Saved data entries
[START]

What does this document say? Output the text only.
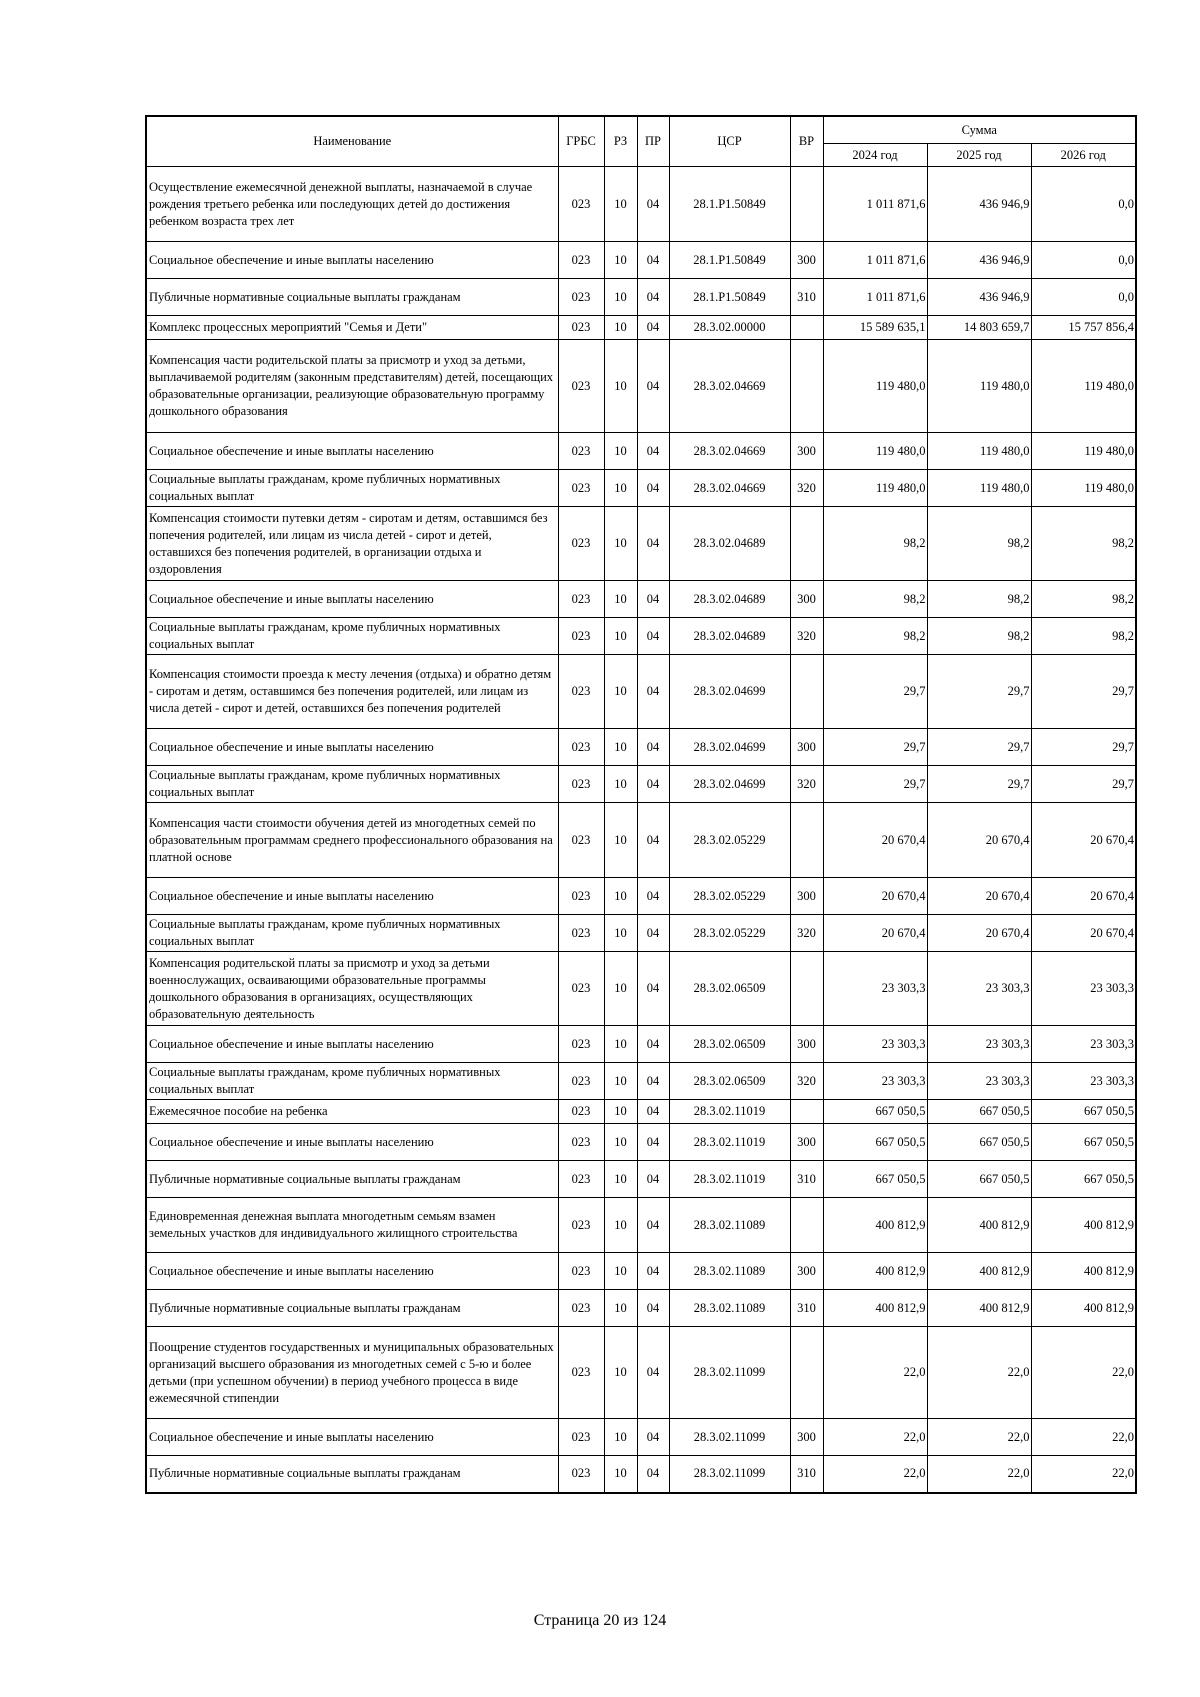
Наименование	ГРБС	РЗ	ПР	ЦСР	ВР	Сумма		
						2024 год	2025 год	2026 год
Осуществление ежемесячной денежной выплаты, назначаемой в случае рождения третьего ребенка или последующих детей до достижения ребенком возраста трех лет	023	10	04	28.1.P1.50849		1 011 871,6	436 946,9	0,0
Социальное обеспечение и иные выплаты населению	023	10	04	28.1.P1.50849	300	1 011 871,6	436 946,9	0,0
Публичные нормативные социальные выплаты гражданам	023	10	04	28.1.P1.50849	310	1 011 871,6	436 946,9	0,0
Комплекс процессных мероприятий "Семья и Дети"	023	10	04	28.3.02.00000		15 589 635,1	14 803 659,7	15 757 856,4
Компенсация части родительской платы за присмотр и уход за детьми, выплачиваемой родителям (законным представителям) детей, посещающих образовательные организации, реализующие образовательную программу дошкольного образования	023	10	04	28.3.02.04669		119 480,0	119 480,0	119 480,0
Социальное обеспечение и иные выплаты населению	023	10	04	28.3.02.04669	300	119 480,0	119 480,0	119 480,0
Социальные выплаты гражданам, кроме публичных нормативных социальных выплат	023	10	04	28.3.02.04669	320	119 480,0	119 480,0	119 480,0
Компенсация стоимости путевки детям - сиротам и детям, оставшимся без попечения родителей, или лицам из числа детей - сирот и детей, оставшихся без попечения родителей, в организации отдыха и оздоровления	023	10	04	28.3.02.04689		98,2	98,2	98,2
Социальное обеспечение и иные выплаты населению	023	10	04	28.3.02.04689	300	98,2	98,2	98,2
Социальные выплаты гражданам, кроме публичных нормативных социальных выплат	023	10	04	28.3.02.04689	320	98,2	98,2	98,2
Компенсация стоимости проезда к месту лечения (отдыха) и обратно детям - сиротам и детям, оставшимся без попечения родителей, или лицам из числа детей - сирот и детей, оставшихся без попечения родителей	023	10	04	28.3.02.04699		29,7	29,7	29,7
Социальное обеспечение и иные выплаты населению	023	10	04	28.3.02.04699	300	29,7	29,7	29,7
Социальные выплаты гражданам, кроме публичных нормативных социальных выплат	023	10	04	28.3.02.04699	320	29,7	29,7	29,7
Компенсация части стоимости обучения детей из многодетных семей по образовательным программам среднего профессионального образования на платной основе	023	10	04	28.3.02.05229		20 670,4	20 670,4	20 670,4
Социальное обеспечение и иные выплаты населению	023	10	04	28.3.02.05229	300	20 670,4	20 670,4	20 670,4
Социальные выплаты гражданам, кроме публичных нормативных социальных выплат	023	10	04	28.3.02.05229	320	20 670,4	20 670,4	20 670,4
Компенсация родительской платы за присмотр и уход за детьми военнослужащих, осваивающими образовательные программы дошкольного образования в организациях, осуществляющих образовательную деятельность	023	10	04	28.3.02.06509		23 303,3	23 303,3	23 303,3
Социальное обеспечение и иные выплаты населению	023	10	04	28.3.02.06509	300	23 303,3	23 303,3	23 303,3
Социальные выплаты гражданам, кроме публичных нормативных социальных выплат	023	10	04	28.3.02.06509	320	23 303,3	23 303,3	23 303,3
Ежемесячное пособие на ребенка	023	10	04	28.3.02.11019		667 050,5	667 050,5	667 050,5
Социальное обеспечение и иные выплаты населению	023	10	04	28.3.02.11019	300	667 050,5	667 050,5	667 050,5
Публичные нормативные социальные выплаты гражданам	023	10	04	28.3.02.11019	310	667 050,5	667 050,5	667 050,5
Единовременная денежная выплата многодетным семьям взамен земельных участков для индивидуального жилищного строительства	023	10	04	28.3.02.11089		400 812,9	400 812,9	400 812,9
Социальное обеспечение и иные выплаты населению	023	10	04	28.3.02.11089	300	400 812,9	400 812,9	400 812,9
Публичные нормативные социальные выплаты гражданам	023	10	04	28.3.02.11089	310	400 812,9	400 812,9	400 812,9
Поощрение студентов государственных и муниципальных образовательных организаций высшего образования из многодетных семей с 5-ю и более детьми (при успешном обучении) в период учебного процесса в виде ежемесячной стипендии	023	10	04	28.3.02.11099		22,0	22,0	22,0
Социальное обеспечение и иные выплаты населению	023	10	04	28.3.02.11099	300	22,0	22,0	22,0
Публичные нормативные социальные выплаты гражданам	023	10	04	28.3.02.11099	310	22,0	22,0	22,0
Страница 20 из 124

[END]

● **GIVEN TASK**
Collect the lines that hold "семей".

● **SOLUTION BELOW**
Компенсация части стоимости обучения детей из многодетных семей по образовательным программам среднего профессионального образования на платной основе	023	10	04	28.3.02.05229		20 670,4	20 670,4	20 670,4
Поощрение студентов государственных и муниципальных образовательных организаций высшего образования из многодетных семей с 5-ю и более детьми (при успешном обучении) в период учебного процесса в виде ежемесячной стипендии	023	10	04	28.3.02.11099		22,0	22,0	22,0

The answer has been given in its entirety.